Extracted information
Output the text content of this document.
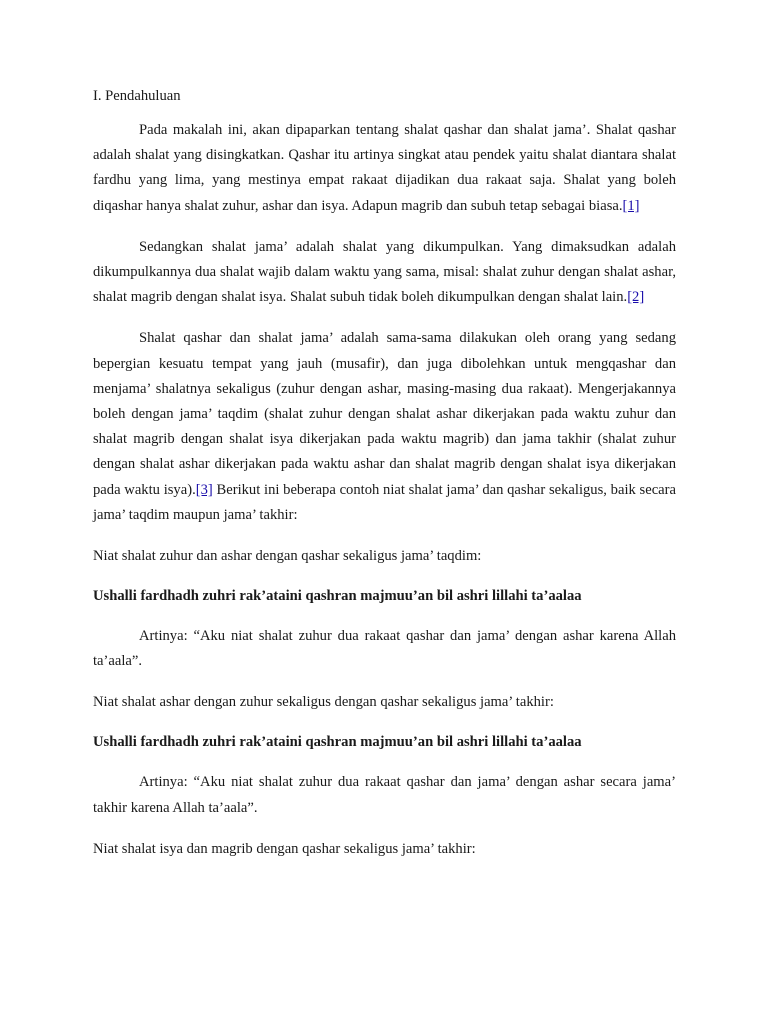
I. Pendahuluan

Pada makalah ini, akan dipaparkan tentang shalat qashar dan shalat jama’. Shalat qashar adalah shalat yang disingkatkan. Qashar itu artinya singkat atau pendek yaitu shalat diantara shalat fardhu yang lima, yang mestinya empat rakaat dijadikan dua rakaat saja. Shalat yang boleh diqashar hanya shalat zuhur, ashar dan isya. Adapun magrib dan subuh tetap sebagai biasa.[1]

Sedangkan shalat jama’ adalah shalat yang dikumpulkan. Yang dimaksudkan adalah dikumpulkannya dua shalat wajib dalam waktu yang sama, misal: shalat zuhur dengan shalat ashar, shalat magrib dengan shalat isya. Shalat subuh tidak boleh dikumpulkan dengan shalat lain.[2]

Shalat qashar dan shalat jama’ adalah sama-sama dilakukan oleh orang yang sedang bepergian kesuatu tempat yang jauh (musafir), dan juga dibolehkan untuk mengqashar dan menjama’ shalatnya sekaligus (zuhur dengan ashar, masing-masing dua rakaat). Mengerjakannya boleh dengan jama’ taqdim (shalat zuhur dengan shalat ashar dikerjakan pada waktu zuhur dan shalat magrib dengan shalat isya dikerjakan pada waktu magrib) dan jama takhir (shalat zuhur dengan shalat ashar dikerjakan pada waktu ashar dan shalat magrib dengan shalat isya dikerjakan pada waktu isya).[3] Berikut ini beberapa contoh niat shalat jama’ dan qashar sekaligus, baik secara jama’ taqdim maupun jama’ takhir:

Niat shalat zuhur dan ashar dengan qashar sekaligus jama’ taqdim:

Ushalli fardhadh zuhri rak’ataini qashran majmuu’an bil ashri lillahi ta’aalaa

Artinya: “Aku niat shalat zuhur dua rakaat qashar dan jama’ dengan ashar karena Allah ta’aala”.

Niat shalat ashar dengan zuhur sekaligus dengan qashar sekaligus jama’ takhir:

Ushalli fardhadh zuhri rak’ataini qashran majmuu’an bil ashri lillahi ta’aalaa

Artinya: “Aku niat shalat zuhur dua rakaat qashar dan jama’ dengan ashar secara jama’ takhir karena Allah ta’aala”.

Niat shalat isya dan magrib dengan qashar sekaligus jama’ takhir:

Written problem
In the entries above, count each line with "secara"; reply with the total only.

Output for this exercise
2